→ What you have to do
Copy all lines holding the word "Avenue" from the entries.

● ● ● ● ●

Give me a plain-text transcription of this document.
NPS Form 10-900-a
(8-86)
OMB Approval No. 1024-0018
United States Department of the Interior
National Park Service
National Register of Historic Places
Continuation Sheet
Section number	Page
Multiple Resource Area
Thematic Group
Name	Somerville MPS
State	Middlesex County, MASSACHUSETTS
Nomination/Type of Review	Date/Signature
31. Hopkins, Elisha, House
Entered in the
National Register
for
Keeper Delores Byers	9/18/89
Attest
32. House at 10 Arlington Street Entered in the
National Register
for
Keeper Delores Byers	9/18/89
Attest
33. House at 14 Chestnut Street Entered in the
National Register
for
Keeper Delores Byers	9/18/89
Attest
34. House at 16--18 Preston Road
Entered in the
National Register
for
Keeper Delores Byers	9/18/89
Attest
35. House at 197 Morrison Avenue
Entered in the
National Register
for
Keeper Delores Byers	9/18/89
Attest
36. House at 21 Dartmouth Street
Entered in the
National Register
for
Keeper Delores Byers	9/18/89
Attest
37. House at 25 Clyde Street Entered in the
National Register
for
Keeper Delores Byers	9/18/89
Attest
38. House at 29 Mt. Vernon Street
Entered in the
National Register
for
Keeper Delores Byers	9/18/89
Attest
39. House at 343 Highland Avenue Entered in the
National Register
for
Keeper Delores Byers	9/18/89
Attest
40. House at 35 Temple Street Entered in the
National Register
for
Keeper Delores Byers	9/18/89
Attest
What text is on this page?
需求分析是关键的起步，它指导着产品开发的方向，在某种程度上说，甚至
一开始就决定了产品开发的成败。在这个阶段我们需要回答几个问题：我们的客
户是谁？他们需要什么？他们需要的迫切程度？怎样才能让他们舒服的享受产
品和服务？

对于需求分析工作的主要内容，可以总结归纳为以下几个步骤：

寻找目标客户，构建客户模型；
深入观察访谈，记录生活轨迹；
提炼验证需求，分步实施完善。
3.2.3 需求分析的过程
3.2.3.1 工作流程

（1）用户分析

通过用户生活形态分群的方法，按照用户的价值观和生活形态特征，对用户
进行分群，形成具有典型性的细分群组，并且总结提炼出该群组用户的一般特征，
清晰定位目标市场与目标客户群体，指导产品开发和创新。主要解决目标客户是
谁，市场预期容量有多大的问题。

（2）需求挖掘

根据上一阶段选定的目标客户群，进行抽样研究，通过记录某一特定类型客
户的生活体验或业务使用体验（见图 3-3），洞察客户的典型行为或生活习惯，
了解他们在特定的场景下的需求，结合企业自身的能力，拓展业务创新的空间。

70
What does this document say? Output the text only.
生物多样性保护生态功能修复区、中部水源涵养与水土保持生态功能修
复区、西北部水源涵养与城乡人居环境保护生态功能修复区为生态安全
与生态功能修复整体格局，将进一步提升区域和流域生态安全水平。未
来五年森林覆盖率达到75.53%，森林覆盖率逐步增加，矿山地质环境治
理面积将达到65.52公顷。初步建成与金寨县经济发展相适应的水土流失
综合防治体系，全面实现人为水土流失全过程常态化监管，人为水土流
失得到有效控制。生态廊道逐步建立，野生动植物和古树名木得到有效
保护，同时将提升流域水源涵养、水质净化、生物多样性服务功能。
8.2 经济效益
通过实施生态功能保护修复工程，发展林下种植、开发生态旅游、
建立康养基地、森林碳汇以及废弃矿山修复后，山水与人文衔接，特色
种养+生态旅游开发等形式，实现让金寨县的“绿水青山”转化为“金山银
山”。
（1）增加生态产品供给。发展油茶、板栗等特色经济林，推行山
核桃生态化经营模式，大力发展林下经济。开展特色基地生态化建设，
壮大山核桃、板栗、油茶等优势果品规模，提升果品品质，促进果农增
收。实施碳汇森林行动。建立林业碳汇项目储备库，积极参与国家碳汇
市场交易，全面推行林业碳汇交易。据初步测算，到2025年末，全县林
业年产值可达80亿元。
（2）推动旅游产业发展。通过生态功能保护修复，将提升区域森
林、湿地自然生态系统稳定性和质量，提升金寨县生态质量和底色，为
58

● ● ● ● ●

→ Solution to this problem
35. House at 197 Morrison Avenue
39. House at 343 Highland Avenue Entered in the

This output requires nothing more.